TASK DETAILS:
Show each line from the listing that includes the word "Закульта".

[Part of a data file]

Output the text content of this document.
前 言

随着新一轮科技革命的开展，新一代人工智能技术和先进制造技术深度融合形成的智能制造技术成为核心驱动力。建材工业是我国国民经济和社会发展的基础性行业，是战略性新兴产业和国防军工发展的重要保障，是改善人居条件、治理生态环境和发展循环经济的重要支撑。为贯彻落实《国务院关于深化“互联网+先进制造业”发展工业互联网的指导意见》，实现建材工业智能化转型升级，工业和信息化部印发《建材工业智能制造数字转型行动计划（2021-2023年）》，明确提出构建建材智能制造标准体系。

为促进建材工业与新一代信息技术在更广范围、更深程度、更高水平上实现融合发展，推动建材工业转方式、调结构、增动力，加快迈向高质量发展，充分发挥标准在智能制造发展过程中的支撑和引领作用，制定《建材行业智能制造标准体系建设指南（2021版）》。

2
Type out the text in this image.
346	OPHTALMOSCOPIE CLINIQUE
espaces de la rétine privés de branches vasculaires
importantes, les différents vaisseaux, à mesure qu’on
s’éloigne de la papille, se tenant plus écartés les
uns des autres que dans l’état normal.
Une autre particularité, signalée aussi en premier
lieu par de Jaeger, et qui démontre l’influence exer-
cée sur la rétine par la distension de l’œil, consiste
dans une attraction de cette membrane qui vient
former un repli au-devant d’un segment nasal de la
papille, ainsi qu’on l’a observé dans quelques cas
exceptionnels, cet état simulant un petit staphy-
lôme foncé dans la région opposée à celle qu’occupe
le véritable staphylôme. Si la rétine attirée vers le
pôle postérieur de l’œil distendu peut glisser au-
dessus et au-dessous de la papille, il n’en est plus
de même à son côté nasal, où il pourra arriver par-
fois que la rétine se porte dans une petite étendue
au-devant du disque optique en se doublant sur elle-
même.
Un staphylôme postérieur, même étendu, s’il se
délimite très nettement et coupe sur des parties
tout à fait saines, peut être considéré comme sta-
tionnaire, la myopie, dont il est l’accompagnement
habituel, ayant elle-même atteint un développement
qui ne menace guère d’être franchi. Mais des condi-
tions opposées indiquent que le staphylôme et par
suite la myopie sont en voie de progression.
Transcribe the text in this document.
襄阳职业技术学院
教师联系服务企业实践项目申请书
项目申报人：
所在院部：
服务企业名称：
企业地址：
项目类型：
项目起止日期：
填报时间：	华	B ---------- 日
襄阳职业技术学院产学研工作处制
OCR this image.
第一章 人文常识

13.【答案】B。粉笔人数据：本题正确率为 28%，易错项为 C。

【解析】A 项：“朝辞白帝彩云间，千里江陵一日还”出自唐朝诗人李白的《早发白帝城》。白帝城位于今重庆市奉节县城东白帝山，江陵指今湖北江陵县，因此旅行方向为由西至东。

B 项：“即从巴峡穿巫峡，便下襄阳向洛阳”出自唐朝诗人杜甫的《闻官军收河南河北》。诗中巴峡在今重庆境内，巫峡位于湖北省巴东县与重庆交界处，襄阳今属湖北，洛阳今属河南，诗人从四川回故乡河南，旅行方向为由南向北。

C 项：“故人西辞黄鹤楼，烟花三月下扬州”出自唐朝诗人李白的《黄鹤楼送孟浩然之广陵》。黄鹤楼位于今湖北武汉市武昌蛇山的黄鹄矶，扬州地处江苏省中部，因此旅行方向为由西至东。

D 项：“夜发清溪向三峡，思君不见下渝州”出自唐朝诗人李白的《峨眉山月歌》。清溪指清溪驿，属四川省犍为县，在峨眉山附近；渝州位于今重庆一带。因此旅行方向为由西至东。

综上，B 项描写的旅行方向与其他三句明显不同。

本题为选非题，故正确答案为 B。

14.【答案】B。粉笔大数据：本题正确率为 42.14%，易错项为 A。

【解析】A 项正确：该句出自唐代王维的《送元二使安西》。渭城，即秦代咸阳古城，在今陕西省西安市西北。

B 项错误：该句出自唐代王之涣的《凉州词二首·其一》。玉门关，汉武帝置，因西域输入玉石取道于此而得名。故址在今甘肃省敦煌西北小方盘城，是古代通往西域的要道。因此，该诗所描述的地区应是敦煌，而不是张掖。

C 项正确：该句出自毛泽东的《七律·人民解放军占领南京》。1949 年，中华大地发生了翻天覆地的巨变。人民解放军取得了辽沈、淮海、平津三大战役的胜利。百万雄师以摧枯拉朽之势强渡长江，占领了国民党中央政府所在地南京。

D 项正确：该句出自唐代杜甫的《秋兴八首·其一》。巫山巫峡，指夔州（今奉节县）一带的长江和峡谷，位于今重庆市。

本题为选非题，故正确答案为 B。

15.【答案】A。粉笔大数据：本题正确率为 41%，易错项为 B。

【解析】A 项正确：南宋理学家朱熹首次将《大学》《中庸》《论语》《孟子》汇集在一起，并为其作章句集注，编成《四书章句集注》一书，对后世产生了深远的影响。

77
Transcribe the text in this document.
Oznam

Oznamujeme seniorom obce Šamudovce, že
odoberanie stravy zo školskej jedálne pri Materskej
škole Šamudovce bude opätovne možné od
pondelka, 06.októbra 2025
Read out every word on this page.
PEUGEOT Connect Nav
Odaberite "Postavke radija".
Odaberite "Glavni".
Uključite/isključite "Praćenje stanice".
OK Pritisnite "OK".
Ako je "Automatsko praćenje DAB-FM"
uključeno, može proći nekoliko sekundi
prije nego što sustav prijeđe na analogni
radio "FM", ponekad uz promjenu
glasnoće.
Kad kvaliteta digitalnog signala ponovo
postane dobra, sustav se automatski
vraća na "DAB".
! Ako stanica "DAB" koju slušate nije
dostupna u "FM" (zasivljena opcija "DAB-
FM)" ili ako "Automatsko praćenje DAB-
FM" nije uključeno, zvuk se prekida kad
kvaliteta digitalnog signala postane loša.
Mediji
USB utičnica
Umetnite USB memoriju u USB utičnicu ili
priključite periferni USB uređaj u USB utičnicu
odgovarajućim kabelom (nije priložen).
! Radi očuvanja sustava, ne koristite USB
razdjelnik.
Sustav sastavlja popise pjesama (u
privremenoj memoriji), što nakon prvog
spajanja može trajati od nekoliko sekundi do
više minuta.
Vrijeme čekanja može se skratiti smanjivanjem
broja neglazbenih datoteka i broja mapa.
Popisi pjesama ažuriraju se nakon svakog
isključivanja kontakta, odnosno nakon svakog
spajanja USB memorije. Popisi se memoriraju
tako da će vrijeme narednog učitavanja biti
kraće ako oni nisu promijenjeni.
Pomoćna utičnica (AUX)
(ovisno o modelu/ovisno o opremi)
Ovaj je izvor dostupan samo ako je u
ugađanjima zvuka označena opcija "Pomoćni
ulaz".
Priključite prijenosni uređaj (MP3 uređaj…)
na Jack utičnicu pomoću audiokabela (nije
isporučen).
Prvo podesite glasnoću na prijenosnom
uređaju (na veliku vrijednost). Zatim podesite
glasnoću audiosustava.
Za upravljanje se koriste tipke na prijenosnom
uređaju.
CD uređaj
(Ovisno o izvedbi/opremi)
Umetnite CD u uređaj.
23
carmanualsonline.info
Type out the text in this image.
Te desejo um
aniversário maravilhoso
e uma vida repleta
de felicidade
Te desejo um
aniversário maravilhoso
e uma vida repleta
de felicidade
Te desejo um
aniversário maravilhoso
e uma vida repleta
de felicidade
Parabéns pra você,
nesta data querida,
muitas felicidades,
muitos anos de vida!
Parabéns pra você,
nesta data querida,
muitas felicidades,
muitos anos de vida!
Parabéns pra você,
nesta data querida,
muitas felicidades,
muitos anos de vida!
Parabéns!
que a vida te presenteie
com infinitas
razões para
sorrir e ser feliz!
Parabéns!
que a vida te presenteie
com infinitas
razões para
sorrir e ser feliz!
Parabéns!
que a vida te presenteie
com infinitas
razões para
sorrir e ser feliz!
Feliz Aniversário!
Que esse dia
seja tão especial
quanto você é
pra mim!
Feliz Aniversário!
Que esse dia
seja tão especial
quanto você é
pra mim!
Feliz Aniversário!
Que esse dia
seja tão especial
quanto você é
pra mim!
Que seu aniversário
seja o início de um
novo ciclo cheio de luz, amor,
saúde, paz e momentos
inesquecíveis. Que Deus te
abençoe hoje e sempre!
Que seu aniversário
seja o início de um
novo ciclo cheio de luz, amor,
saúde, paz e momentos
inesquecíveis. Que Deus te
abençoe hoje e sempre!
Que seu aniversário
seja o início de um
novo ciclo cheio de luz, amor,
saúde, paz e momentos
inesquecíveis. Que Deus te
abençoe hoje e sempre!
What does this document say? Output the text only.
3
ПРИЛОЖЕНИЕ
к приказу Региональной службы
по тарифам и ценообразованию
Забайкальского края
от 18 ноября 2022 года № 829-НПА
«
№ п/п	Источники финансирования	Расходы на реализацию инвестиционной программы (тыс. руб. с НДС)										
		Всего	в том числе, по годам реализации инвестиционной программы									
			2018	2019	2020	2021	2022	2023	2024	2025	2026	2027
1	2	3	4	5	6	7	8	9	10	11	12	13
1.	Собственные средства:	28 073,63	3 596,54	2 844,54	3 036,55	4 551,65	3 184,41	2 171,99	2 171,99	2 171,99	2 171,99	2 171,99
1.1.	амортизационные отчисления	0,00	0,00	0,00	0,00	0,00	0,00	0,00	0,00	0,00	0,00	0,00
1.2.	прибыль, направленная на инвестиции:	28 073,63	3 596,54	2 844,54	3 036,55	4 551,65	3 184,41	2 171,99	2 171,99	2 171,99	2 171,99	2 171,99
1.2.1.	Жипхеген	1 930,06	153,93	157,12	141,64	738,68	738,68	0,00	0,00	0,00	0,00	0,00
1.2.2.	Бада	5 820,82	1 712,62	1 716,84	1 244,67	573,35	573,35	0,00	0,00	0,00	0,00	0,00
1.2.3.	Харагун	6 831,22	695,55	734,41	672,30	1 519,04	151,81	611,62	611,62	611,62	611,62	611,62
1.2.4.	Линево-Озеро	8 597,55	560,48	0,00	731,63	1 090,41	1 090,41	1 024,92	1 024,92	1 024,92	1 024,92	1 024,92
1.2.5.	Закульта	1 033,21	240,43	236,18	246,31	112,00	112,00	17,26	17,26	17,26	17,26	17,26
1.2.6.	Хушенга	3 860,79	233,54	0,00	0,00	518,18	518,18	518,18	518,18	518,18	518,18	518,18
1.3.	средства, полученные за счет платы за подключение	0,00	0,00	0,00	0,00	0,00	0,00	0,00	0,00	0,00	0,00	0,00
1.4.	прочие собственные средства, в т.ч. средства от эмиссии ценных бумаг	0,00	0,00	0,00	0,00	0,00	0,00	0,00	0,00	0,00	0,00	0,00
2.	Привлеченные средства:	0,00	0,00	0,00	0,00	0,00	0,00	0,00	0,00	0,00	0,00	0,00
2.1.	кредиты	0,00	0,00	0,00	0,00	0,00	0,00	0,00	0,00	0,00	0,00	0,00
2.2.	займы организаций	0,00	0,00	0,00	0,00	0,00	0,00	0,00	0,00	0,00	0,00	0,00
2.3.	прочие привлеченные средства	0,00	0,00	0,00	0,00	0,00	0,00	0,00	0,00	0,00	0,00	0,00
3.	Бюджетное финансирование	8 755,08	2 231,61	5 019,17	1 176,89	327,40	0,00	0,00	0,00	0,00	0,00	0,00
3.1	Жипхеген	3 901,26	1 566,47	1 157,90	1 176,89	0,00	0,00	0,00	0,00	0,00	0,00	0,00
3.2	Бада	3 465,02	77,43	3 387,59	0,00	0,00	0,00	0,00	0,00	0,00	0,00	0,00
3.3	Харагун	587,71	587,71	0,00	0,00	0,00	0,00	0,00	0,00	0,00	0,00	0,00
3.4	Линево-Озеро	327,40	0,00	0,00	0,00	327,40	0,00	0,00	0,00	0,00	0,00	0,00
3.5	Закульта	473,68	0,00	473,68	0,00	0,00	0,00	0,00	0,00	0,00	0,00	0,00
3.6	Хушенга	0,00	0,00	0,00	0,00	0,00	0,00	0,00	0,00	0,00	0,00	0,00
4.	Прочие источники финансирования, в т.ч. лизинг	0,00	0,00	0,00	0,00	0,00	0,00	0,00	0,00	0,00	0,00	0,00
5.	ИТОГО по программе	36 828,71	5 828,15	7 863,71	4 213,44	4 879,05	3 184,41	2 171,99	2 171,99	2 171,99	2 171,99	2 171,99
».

EXERCISE SOLUTION:
1.2.5.	Закульта	1 033,21	240,43	236,18	246,31	112,00	112,00	17,26	17,26	17,26	17,26	17,26
3.5	Закульта	473,68	0,00	473,68	0,00	0,00	0,00	0,00	0,00	0,00	0,00	0,00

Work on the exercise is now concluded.